» **TASK REQUIREMENTS**
Quote the entries in full, character for character, without their images.
-------- SUPPLIED DATA --------
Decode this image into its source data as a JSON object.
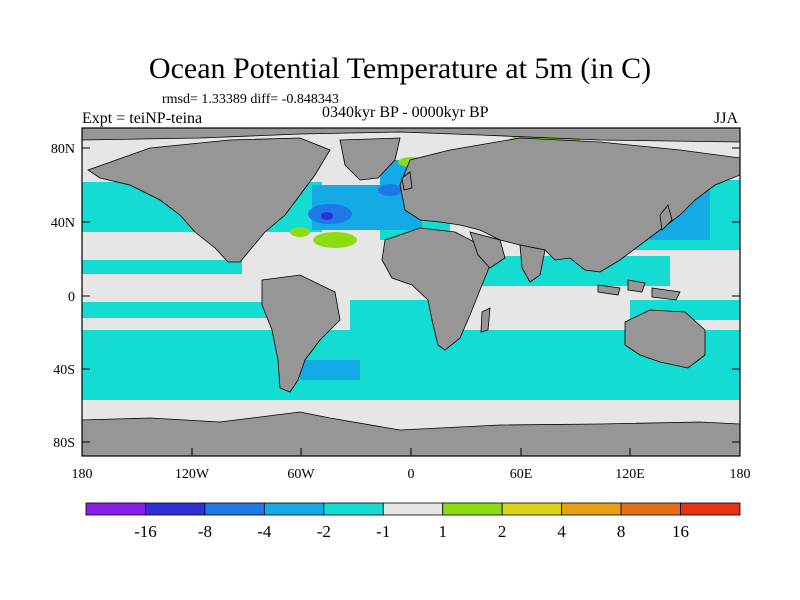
{
  "title": "Ocean Potential Temperature at 5m (in C)",
  "stats": "rmsd= 1.33389 diff= -0.848343",
  "experiment": "Expt = teiNP-teina",
  "period": "0340kyr BP - 0000kyr BP",
  "season": "JJA",
  "lat_labels": [
    "80N",
    "40N",
    "0",
    "40S",
    "80S"
  ],
  "lon_labels": [
    "180",
    "120W",
    "60W",
    "0",
    "60E",
    "120E",
    "180"
  ],
  "colorbar": {
    "labels": [
      "-16",
      "-8",
      "-4",
      "-2",
      "-1",
      "1",
      "2",
      "4",
      "8",
      "16"
    ],
    "colors": [
      "#8b1ee6",
      "#3030d8",
      "#1e78e6",
      "#14aae6",
      "#14dcd2",
      "#e6e6e6",
      "#8cdc14",
      "#dcd214",
      "#e6a014",
      "#e66e14",
      "#e63214"
    ]
  },
  "colors": {
    "land": "#969696",
    "no_change": "#e6e6e6",
    "cool_moderate": "#14aae6",
    "cool_weak": "#14dcd2",
    "cool_strong": "#1e78e6",
    "cool_strongest": "#3030d8",
    "warm_weak": "#8cdc14",
    "warm_moderate": "#dcd214"
  }
}
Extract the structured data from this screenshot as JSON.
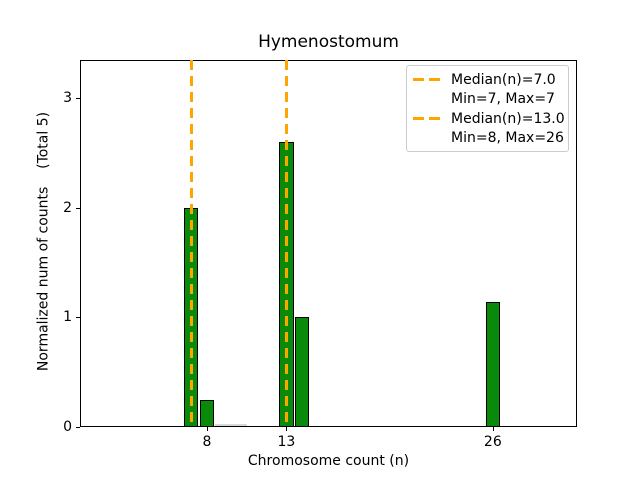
{
  "chart_data": {
    "type": "bar",
    "title": "Hymenostomum",
    "xlabel": "Chromosome count (n)",
    "ylabel": "Normalized num of counts    (Total 5)",
    "xticks": [
      8,
      13,
      26
    ],
    "yticks": [
      0,
      1,
      2,
      3
    ],
    "xlim": [
      0,
      31.3
    ],
    "ylim": [
      0,
      3.35
    ],
    "grid": false,
    "bars": [
      {
        "x": 7,
        "height": 2.0
      },
      {
        "x": 8,
        "height": 0.25
      },
      {
        "x": 13,
        "height": 2.6
      },
      {
        "x": 14,
        "height": 1.0
      },
      {
        "x": 26,
        "height": 1.14
      }
    ],
    "bar_width": 0.9,
    "bar_color": "#0a8a0a",
    "bar_edge_color": "#000000",
    "median_lines": [
      {
        "x": 7.0,
        "label": "Median(n)=7.0"
      },
      {
        "x": 13.0,
        "label": "Median(n)=13.0"
      }
    ],
    "median_line_color": "#ffa500",
    "near_zero_segment": {
      "x_start": 8.5,
      "x_end": 10.5,
      "height": 0.02,
      "color": "#d9d9d9"
    },
    "legend": {
      "position": "upper right",
      "entries": [
        {
          "handle": "orange-dashed-line",
          "label": "Median(n)=7.0"
        },
        {
          "handle": "none",
          "label": "Min=7, Max=7"
        },
        {
          "handle": "orange-dashed-line",
          "label": "Median(n)=13.0"
        },
        {
          "handle": "none",
          "label": "Min=8, Max=26"
        }
      ]
    }
  }
}
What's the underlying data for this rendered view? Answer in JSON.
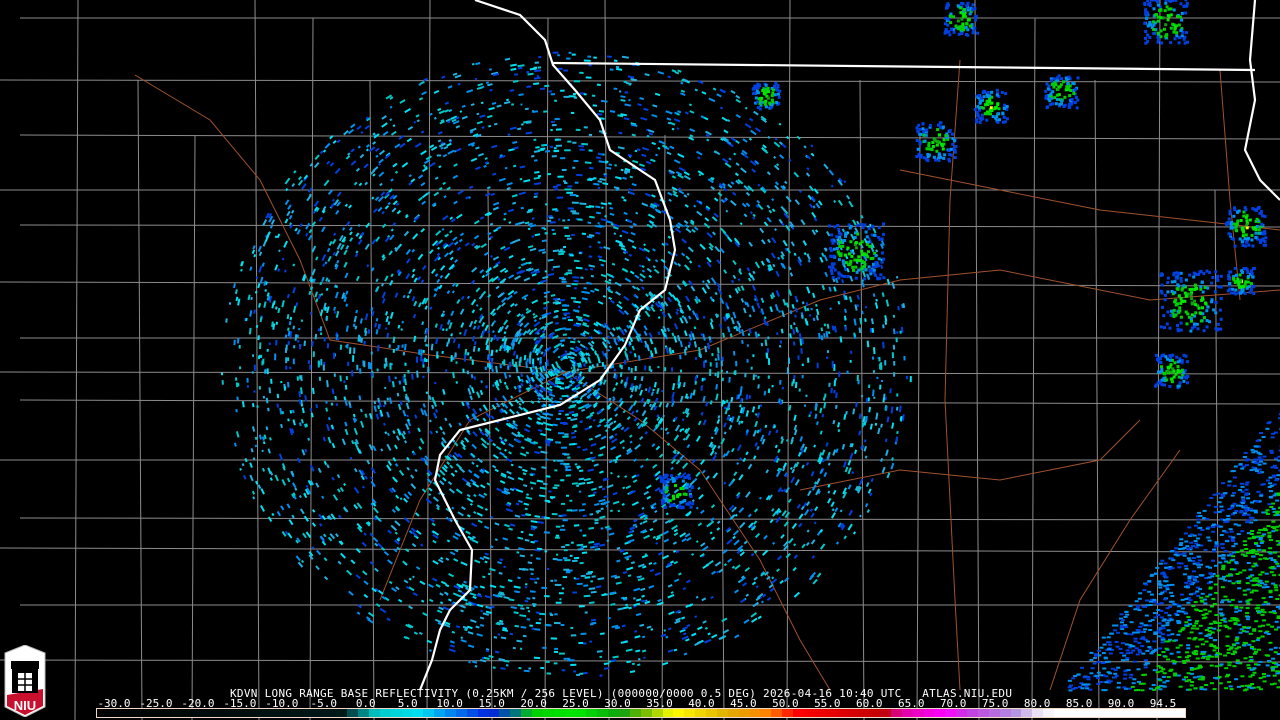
{
  "product": {
    "title": "KDVN LONG RANGE BASE REFLECTIVITY (0.25KM / 256 LEVEL) (000000/0000 0.5 DEG) 2026-04-16 10:40 UTC   ATLAS.NIU.EDU",
    "station": "KDVN",
    "elevation_deg": "0.5",
    "date": "2026-04-16",
    "time": "10:40 UTC",
    "source": "ATLAS.NIU.EDU"
  },
  "logo": {
    "text": "NIU",
    "colors": {
      "red": "#c8102e",
      "white": "#ffffff",
      "black": "#000000"
    }
  },
  "colorbar": {
    "min": -30.0,
    "max": 94.5,
    "labels": [
      "-30.0",
      "-25.0",
      "-20.0",
      "-15.0",
      "-10.0",
      "-5.0",
      "0.0",
      "5.0",
      "10.0",
      "15.0",
      "20.0",
      "25.0",
      "30.0",
      "35.0",
      "40.0",
      "45.0",
      "50.0",
      "55.0",
      "60.0",
      "65.0",
      "70.0",
      "75.0",
      "80.0",
      "85.0",
      "90.0",
      "94.5"
    ],
    "stops": [
      {
        "dbz": -30,
        "color": "#000000"
      },
      {
        "dbz": -2,
        "color": "#001818"
      },
      {
        "dbz": 0,
        "color": "#006e6e"
      },
      {
        "dbz": 2,
        "color": "#00c8c8"
      },
      {
        "dbz": 7,
        "color": "#00e0f0"
      },
      {
        "dbz": 10,
        "color": "#0090f0"
      },
      {
        "dbz": 15,
        "color": "#0020e0"
      },
      {
        "dbz": 18,
        "color": "#007878"
      },
      {
        "dbz": 20,
        "color": "#00d000"
      },
      {
        "dbz": 25,
        "color": "#00e800"
      },
      {
        "dbz": 30,
        "color": "#10a010"
      },
      {
        "dbz": 33,
        "color": "#80c000"
      },
      {
        "dbz": 36,
        "color": "#ffff00"
      },
      {
        "dbz": 42,
        "color": "#e0b000"
      },
      {
        "dbz": 47,
        "color": "#ff8000"
      },
      {
        "dbz": 50,
        "color": "#ff0000"
      },
      {
        "dbz": 60,
        "color": "#c00000"
      },
      {
        "dbz": 62,
        "color": "#e000a0"
      },
      {
        "dbz": 67,
        "color": "#ff00ff"
      },
      {
        "dbz": 70,
        "color": "#c040e0"
      },
      {
        "dbz": 75,
        "color": "#b090e0"
      },
      {
        "dbz": 78,
        "color": "#f0e8f8"
      },
      {
        "dbz": 80,
        "color": "#ffffff"
      },
      {
        "dbz": 94.5,
        "color": "#ffffff"
      }
    ]
  },
  "map": {
    "colors": {
      "state_border": "#ffffff",
      "county_border": "#8c8c8c",
      "highway": "#a0522d",
      "background": "#000000"
    },
    "echo_colors": [
      "#00c8c8",
      "#00e0f0",
      "#0090f0",
      "#20b0e0",
      "#0040e0"
    ],
    "storm_colors": [
      "#0040e0",
      "#0090f0",
      "#00d000",
      "#00e800",
      "#10a010",
      "#ffff00"
    ]
  }
}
--------
» **WRITTEN RESPONSE**
Decode this image into its source data as a JSON object.
{
  "title": "Ocean Potential Temperature at 5m (in C)",
  "stats": "rmsd= 1.33389 diff= -0.848343",
  "experiment": "Expt = teiNP-teina",
  "period": "0340kyr BP - 0000kyr BP",
  "season": "JJA",
  "lat_labels": [
    "80N",
    "40N",
    "0",
    "40S",
    "80S"
  ],
  "lon_labels": [
    "180",
    "120W",
    "60W",
    "0",
    "60E",
    "120E",
    "180"
  ],
  "colorbar": {
    "labels": [
      "-16",
      "-8",
      "-4",
      "-2",
      "-1",
      "1",
      "2",
      "4",
      "8",
      "16"
    ],
    "colors": [
      "#8b1ee6",
      "#3030d8",
      "#1e78e6",
      "#14aae6",
      "#14dcd2",
      "#e6e6e6",
      "#8cdc14",
      "#dcd214",
      "#e6a014",
      "#e66e14",
      "#e63214"
    ]
  },
  "colors": {
    "land": "#969696",
    "no_change": "#e6e6e6",
    "cool_moderate": "#14aae6",
    "cool_weak": "#14dcd2",
    "cool_strong": "#1e78e6",
    "cool_strongest": "#3030d8",
    "warm_weak": "#8cdc14",
    "warm_moderate": "#dcd214"
  }
}
Extract the structured data from this screenshot as JSON.
{
  "chart_data": {
    "type": "bar",
    "title": "Hymenostomum",
    "xlabel": "Chromosome count (n)",
    "ylabel": "Normalized num of counts    (Total 5)",
    "xticks": [
      8,
      13,
      26
    ],
    "yticks": [
      0,
      1,
      2,
      3
    ],
    "xlim": [
      0,
      31.3
    ],
    "ylim": [
      0,
      3.35
    ],
    "grid": false,
    "bars": [
      {
        "x": 7,
        "height": 2.0
      },
      {
        "x": 8,
        "height": 0.25
      },
      {
        "x": 13,
        "height": 2.6
      },
      {
        "x": 14,
        "height": 1.0
      },
      {
        "x": 26,
        "height": 1.14
      }
    ],
    "bar_width": 0.9,
    "bar_color": "#0a8a0a",
    "bar_edge_color": "#000000",
    "median_lines": [
      {
        "x": 7.0,
        "label": "Median(n)=7.0"
      },
      {
        "x": 13.0,
        "label": "Median(n)=13.0"
      }
    ],
    "median_line_color": "#ffa500",
    "near_zero_segment": {
      "x_start": 8.5,
      "x_end": 10.5,
      "height": 0.02,
      "color": "#d9d9d9"
    },
    "legend": {
      "position": "upper right",
      "entries": [
        {
          "handle": "orange-dashed-line",
          "label": "Median(n)=7.0"
        },
        {
          "handle": "none",
          "label": "Min=7, Max=7"
        },
        {
          "handle": "orange-dashed-line",
          "label": "Median(n)=13.0"
        },
        {
          "handle": "none",
          "label": "Min=8, Max=26"
        }
      ]
    }
  }
}
What's the underlying data for this rendered view? Answer in JSON.
{
  "product": {
    "title": "KDVN LONG RANGE BASE REFLECTIVITY (0.25KM / 256 LEVEL) (000000/0000 0.5 DEG) 2026-04-16 10:40 UTC   ATLAS.NIU.EDU",
    "station": "KDVN",
    "elevation_deg": "0.5",
    "date": "2026-04-16",
    "time": "10:40 UTC",
    "source": "ATLAS.NIU.EDU"
  },
  "logo": {
    "text": "NIU",
    "colors": {
      "red": "#c8102e",
      "white": "#ffffff",
      "black": "#000000"
    }
  },
  "colorbar": {
    "min": -30.0,
    "max": 94.5,
    "labels": [
      "-30.0",
      "-25.0",
      "-20.0",
      "-15.0",
      "-10.0",
      "-5.0",
      "0.0",
      "5.0",
      "10.0",
      "15.0",
      "20.0",
      "25.0",
      "30.0",
      "35.0",
      "40.0",
      "45.0",
      "50.0",
      "55.0",
      "60.0",
      "65.0",
      "70.0",
      "75.0",
      "80.0",
      "85.0",
      "90.0",
      "94.5"
    ],
    "stops": [
      {
        "dbz": -30,
        "color": "#000000"
      },
      {
        "dbz": -2,
        "color": "#001818"
      },
      {
        "dbz": 0,
        "color": "#006e6e"
      },
      {
        "dbz": 2,
        "color": "#00c8c8"
      },
      {
        "dbz": 7,
        "color": "#00e0f0"
      },
      {
        "dbz": 10,
        "color": "#0090f0"
      },
      {
        "dbz": 15,
        "color": "#0020e0"
      },
      {
        "dbz": 18,
        "color": "#007878"
      },
      {
        "dbz": 20,
        "color": "#00d000"
      },
      {
        "dbz": 25,
        "color": "#00e800"
      },
      {
        "dbz": 30,
        "color": "#10a010"
      },
      {
        "dbz": 33,
        "color": "#80c000"
      },
      {
        "dbz": 36,
        "color": "#ffff00"
      },
      {
        "dbz": 42,
        "color": "#e0b000"
      },
      {
        "dbz": 47,
        "color": "#ff8000"
      },
      {
        "dbz": 50,
        "color": "#ff0000"
      },
      {
        "dbz": 60,
        "color": "#c00000"
      },
      {
        "dbz": 62,
        "color": "#e000a0"
      },
      {
        "dbz": 67,
        "color": "#ff00ff"
      },
      {
        "dbz": 70,
        "color": "#c040e0"
      },
      {
        "dbz": 75,
        "color": "#b090e0"
      },
      {
        "dbz": 78,
        "color": "#f0e8f8"
      },
      {
        "dbz": 80,
        "color": "#ffffff"
      },
      {
        "dbz": 94.5,
        "color": "#ffffff"
      }
    ]
  },
  "map": {
    "colors": {
      "state_border": "#ffffff",
      "county_border": "#8c8c8c",
      "highway": "#a0522d",
      "background": "#000000"
    },
    "echo_colors": [
      "#00c8c8",
      "#00e0f0",
      "#0090f0",
      "#20b0e0",
      "#0040e0"
    ],
    "storm_colors": [
      "#0040e0",
      "#0090f0",
      "#00d000",
      "#00e800",
      "#10a010",
      "#ffff00"
    ]
  }
}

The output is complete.